(AIM OF THE TASK):
Which lines of the data contain the string "period"? Copy every one.

Items from a data source
Start of Block

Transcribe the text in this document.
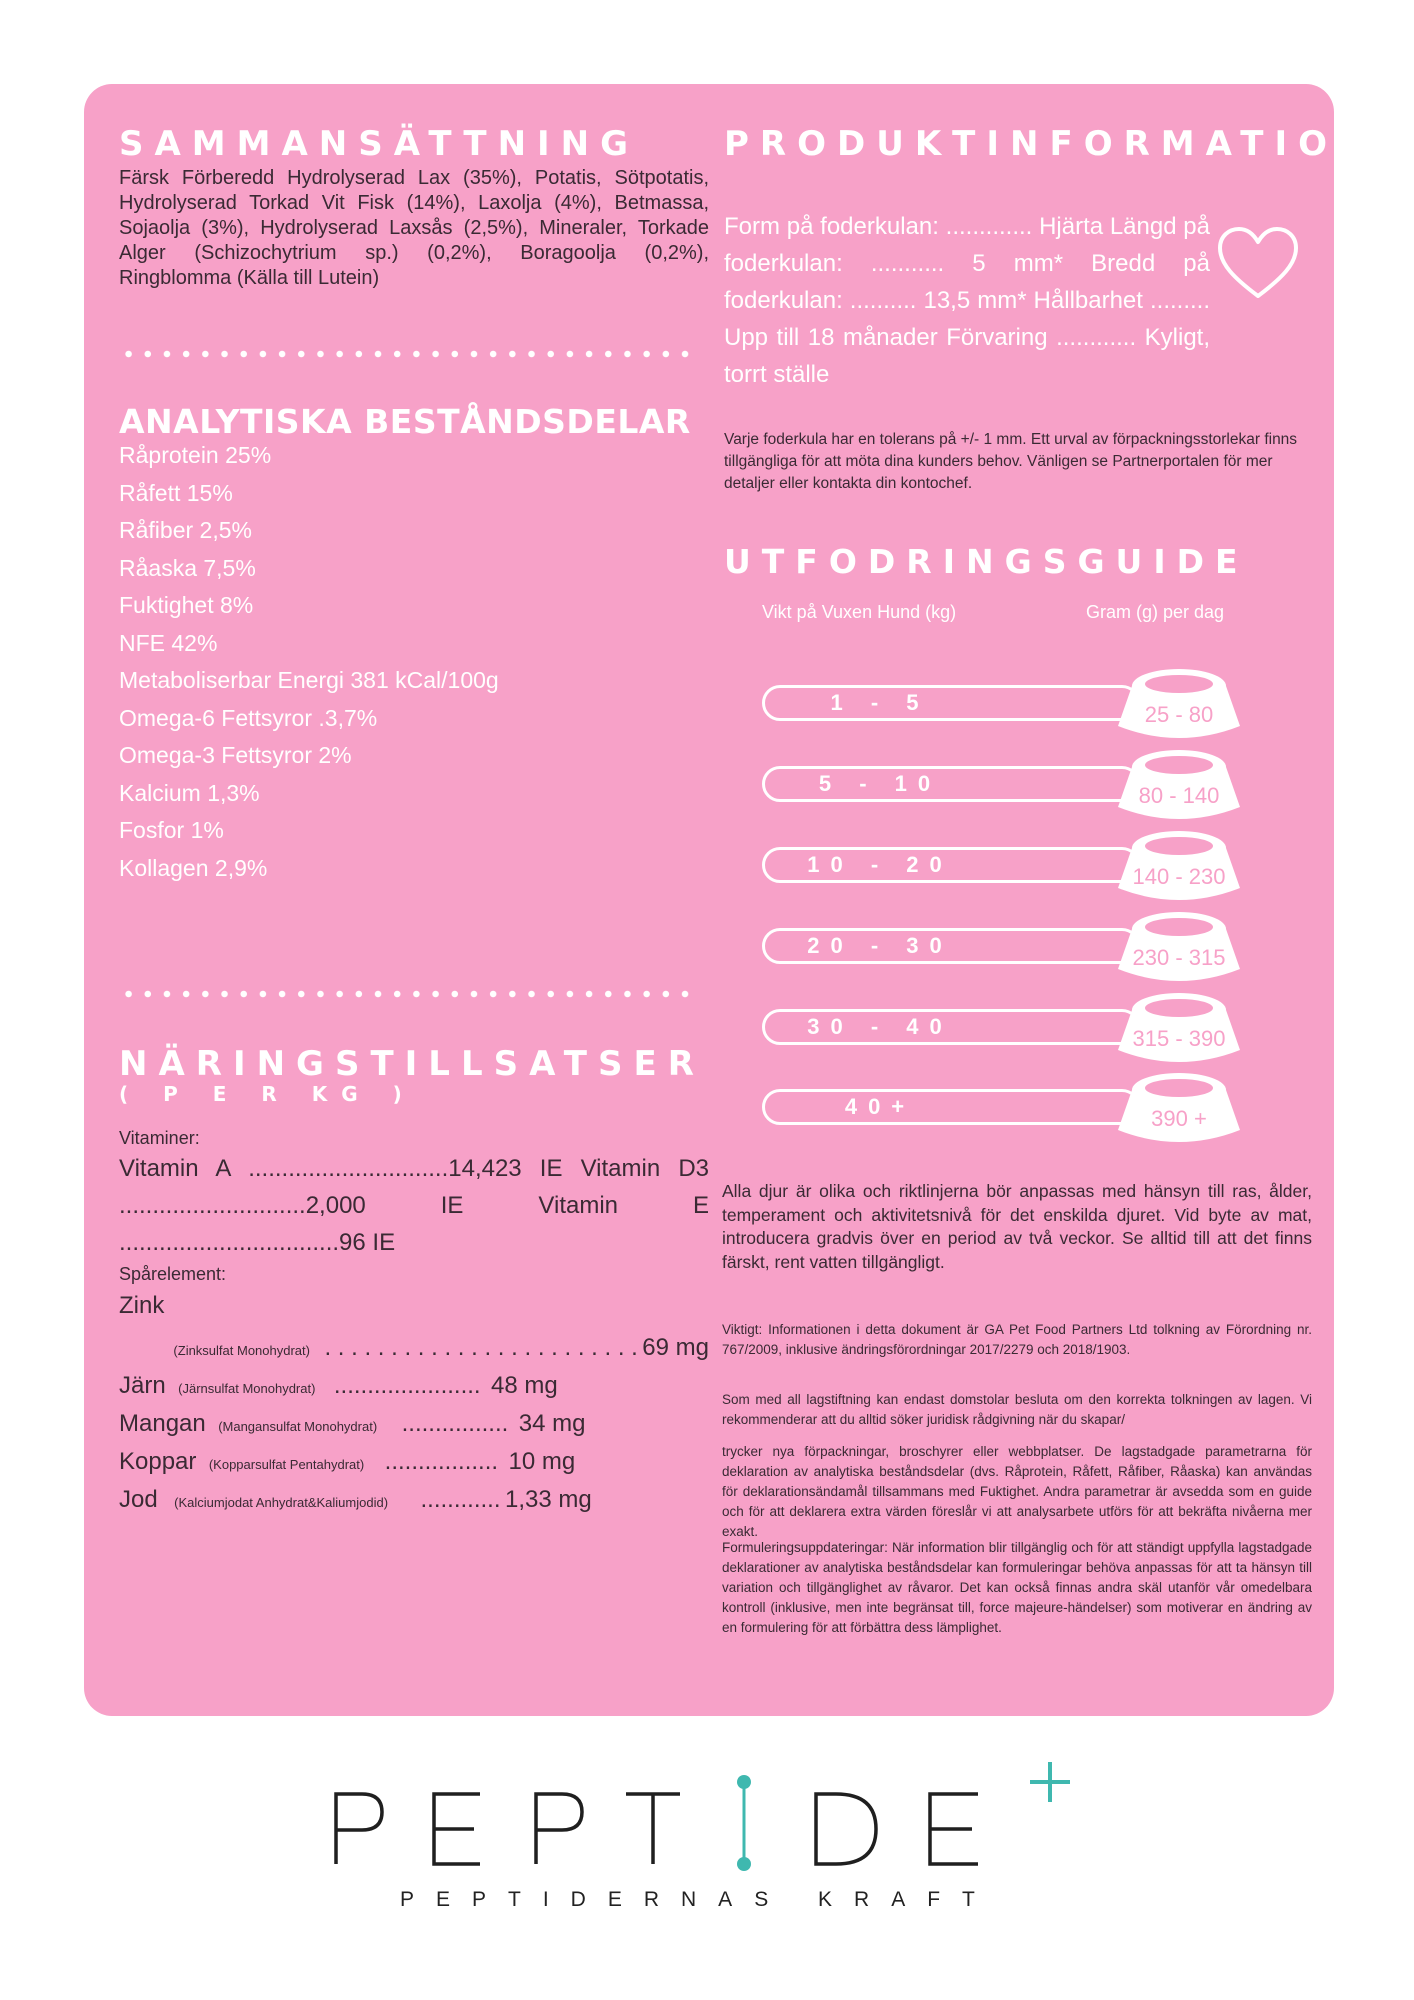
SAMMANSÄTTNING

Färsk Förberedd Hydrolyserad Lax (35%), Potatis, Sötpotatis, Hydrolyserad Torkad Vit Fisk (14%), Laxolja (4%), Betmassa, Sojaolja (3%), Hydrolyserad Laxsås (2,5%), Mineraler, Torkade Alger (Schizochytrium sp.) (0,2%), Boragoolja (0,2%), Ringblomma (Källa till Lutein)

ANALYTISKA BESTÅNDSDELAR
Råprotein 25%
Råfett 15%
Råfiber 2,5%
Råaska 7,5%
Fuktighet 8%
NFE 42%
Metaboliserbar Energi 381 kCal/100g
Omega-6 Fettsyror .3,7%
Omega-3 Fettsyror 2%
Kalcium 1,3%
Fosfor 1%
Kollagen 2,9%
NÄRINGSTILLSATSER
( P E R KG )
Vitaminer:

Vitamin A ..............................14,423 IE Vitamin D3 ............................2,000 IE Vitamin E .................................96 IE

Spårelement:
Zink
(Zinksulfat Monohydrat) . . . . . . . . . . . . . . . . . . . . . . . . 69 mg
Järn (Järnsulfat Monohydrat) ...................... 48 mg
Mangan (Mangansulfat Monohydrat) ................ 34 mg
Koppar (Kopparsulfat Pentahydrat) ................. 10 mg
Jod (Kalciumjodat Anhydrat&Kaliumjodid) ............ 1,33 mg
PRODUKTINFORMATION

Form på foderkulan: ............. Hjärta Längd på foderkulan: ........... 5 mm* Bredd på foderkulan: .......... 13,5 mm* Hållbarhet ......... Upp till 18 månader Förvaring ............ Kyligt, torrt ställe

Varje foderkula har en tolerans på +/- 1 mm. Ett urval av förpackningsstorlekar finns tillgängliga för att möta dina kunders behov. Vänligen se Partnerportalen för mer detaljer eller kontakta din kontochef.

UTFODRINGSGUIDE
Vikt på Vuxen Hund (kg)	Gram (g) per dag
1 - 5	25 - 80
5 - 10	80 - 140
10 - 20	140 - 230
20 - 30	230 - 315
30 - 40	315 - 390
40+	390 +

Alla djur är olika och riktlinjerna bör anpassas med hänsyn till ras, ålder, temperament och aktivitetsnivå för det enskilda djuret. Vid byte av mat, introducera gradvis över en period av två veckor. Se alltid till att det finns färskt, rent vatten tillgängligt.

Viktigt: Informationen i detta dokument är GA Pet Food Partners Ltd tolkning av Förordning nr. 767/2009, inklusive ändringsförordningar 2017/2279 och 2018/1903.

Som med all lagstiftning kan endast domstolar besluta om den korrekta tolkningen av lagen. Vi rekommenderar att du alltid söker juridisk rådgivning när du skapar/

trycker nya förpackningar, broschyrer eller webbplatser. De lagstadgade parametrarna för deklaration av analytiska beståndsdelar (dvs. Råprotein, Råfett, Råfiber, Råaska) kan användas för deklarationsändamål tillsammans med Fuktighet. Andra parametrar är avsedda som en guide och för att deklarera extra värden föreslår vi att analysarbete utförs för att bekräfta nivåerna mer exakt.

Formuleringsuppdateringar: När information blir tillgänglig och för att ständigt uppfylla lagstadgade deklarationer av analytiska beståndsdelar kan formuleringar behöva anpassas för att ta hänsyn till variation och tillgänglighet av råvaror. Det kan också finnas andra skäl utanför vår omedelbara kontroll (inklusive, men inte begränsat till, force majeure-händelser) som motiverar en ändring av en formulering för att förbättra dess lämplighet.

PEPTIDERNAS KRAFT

End of Block
Start of Block

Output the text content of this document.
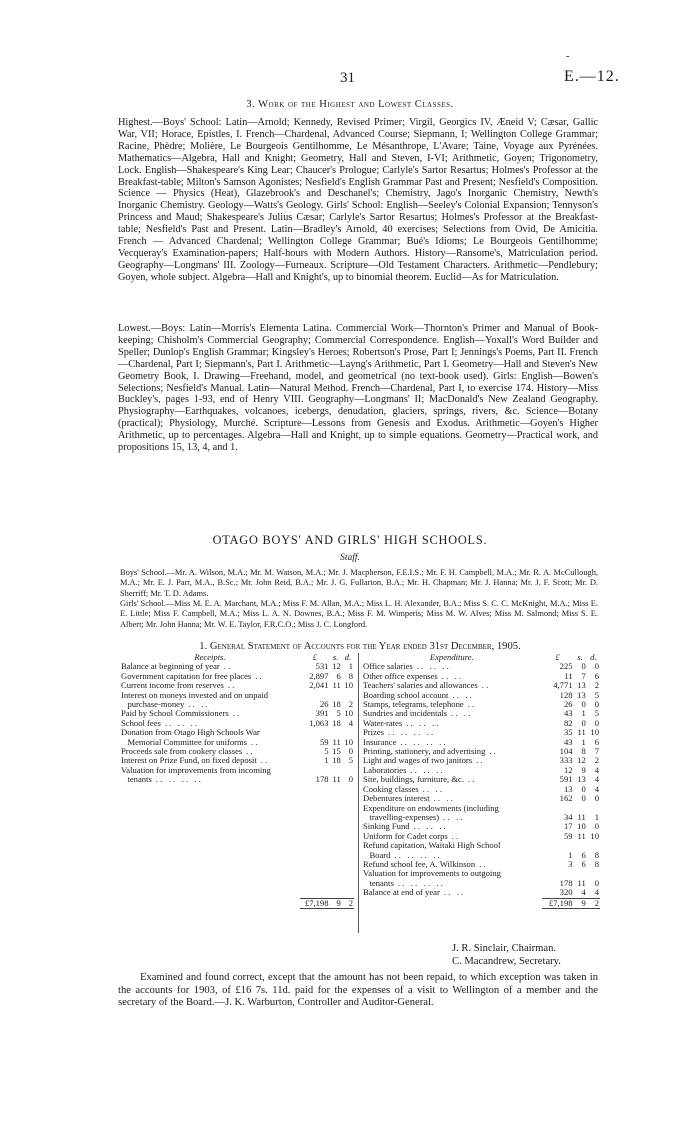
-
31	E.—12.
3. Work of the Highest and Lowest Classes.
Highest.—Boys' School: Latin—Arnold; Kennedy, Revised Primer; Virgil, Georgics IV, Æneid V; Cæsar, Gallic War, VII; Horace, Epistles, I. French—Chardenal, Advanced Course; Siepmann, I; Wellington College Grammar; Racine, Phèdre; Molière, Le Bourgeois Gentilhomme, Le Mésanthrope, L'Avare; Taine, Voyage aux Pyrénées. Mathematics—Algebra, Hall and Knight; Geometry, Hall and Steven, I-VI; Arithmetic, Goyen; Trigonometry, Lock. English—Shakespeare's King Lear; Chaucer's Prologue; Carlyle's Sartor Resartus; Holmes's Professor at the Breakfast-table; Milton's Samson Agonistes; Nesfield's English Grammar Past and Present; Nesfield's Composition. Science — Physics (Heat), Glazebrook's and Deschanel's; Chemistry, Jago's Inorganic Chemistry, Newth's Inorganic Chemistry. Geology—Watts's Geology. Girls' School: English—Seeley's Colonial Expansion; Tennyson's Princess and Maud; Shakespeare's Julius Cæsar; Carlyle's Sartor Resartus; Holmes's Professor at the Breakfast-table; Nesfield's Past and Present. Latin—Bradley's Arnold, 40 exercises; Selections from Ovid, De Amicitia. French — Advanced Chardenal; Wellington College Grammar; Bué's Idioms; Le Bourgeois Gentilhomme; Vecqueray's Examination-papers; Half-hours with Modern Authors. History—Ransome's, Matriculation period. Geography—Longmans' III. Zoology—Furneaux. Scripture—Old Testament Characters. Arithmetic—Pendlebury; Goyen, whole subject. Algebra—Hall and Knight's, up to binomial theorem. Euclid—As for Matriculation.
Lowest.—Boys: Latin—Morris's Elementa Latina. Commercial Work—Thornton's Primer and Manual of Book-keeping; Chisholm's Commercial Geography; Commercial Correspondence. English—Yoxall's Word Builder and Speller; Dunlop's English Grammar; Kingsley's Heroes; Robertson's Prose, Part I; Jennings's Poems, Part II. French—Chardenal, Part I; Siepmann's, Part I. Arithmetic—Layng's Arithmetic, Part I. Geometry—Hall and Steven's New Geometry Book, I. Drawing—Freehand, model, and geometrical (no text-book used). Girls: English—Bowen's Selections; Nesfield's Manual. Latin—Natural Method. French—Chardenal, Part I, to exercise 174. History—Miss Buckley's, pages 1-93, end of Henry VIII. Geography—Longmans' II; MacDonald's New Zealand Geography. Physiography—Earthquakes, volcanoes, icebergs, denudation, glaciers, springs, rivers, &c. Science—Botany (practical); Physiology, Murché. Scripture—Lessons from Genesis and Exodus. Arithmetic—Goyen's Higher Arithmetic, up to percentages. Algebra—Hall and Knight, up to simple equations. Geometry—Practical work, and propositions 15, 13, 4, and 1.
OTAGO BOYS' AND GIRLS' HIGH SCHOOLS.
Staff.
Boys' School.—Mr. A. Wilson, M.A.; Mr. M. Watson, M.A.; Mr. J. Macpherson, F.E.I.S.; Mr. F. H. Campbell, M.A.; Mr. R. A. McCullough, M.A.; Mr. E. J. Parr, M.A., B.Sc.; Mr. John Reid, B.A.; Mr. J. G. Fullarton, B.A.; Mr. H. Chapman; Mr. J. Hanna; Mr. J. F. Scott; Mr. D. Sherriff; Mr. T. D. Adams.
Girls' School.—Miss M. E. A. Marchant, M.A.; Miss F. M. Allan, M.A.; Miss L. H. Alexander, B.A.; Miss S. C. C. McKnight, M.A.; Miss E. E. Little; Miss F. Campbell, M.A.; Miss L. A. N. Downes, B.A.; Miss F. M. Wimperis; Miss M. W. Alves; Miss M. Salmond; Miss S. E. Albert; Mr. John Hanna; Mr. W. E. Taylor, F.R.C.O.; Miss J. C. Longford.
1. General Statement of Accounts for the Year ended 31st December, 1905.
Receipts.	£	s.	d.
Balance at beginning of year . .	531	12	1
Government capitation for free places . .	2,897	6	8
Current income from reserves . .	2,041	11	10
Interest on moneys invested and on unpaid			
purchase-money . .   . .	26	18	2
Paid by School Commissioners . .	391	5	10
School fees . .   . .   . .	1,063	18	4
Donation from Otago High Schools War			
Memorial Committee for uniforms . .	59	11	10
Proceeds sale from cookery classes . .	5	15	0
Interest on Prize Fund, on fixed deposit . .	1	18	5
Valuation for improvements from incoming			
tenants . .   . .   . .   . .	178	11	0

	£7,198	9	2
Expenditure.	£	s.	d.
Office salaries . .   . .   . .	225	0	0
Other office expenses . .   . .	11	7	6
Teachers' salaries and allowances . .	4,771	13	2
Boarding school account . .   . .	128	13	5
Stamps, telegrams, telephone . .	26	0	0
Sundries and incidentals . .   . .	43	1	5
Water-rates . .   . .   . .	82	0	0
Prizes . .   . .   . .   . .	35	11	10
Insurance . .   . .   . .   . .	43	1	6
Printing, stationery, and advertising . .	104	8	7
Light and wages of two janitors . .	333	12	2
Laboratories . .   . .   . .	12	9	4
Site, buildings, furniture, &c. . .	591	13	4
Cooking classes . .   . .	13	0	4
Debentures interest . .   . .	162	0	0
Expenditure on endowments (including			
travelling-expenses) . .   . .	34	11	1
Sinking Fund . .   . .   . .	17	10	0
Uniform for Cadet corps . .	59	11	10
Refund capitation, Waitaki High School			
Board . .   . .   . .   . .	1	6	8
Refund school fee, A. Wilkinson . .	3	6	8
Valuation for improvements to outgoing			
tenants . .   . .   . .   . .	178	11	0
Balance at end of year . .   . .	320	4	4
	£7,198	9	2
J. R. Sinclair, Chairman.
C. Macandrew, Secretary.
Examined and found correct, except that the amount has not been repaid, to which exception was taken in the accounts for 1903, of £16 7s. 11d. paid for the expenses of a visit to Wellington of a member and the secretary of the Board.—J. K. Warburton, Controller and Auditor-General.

End of Block

(EXPECTED ANSWER):
Alla djur är olika och riktlinjerna bör anpassas med hänsyn till ras, ålder, temperament och aktivitetsnivå för det enskilda djuret. Vid byte av mat, introducera gradvis över en period av två veckor. Se alltid till att det finns färskt, rent vatten tillgängligt.
Highest.—Boys' School: Latin—Arnold; Kennedy, Revised Primer; Virgil, Georgics IV, Æneid V; Cæsar, Gallic War, VII; Horace, Epistles, I. French—Chardenal, Advanced Course; Siepmann, I; Wellington College Grammar; Racine, Phèdre; Molière, Le Bourgeois Gentilhomme, Le Mésanthrope, L'Avare; Taine, Voyage aux Pyrénées. Mathematics—Algebra, Hall and Knight; Geometry, Hall and Steven, I-VI; Arithmetic, Goyen; Trigonometry, Lock. English—Shakespeare's King Lear; Chaucer's Prologue; Carlyle's Sartor Resartus; Holmes's Professor at the Breakfast-table; Milton's Samson Agonistes; Nesfield's English Grammar Past and Present; Nesfield's Composition. Science — Physics (Heat), Glazebrook's and Deschanel's; Chemistry, Jago's Inorganic Chemistry, Newth's Inorganic Chemistry. Geology—Watts's Geology. Girls' School: English—Seeley's Colonial Expansion; Tennyson's Princess and Maud; Shakespeare's Julius Cæsar; Carlyle's Sartor Resartus; Holmes's Professor at the Breakfast-table; Nesfield's Past and Present. Latin—Bradley's Arnold, 40 exercises; Selections from Ovid, De Amicitia. French — Advanced Chardenal; Wellington College Grammar; Bué's Idioms; Le Bourgeois Gentilhomme; Vecqueray's Examination-papers; Half-hours with Modern Authors. History—Ransome's, Matriculation period. Geography—Longmans' III. Zoology—Furneaux. Scripture—Old Testament Characters. Arithmetic—Pendlebury; Goyen, whole subject. Algebra—Hall and Knight's, up to binomial theorem. Euclid—As for Matriculation.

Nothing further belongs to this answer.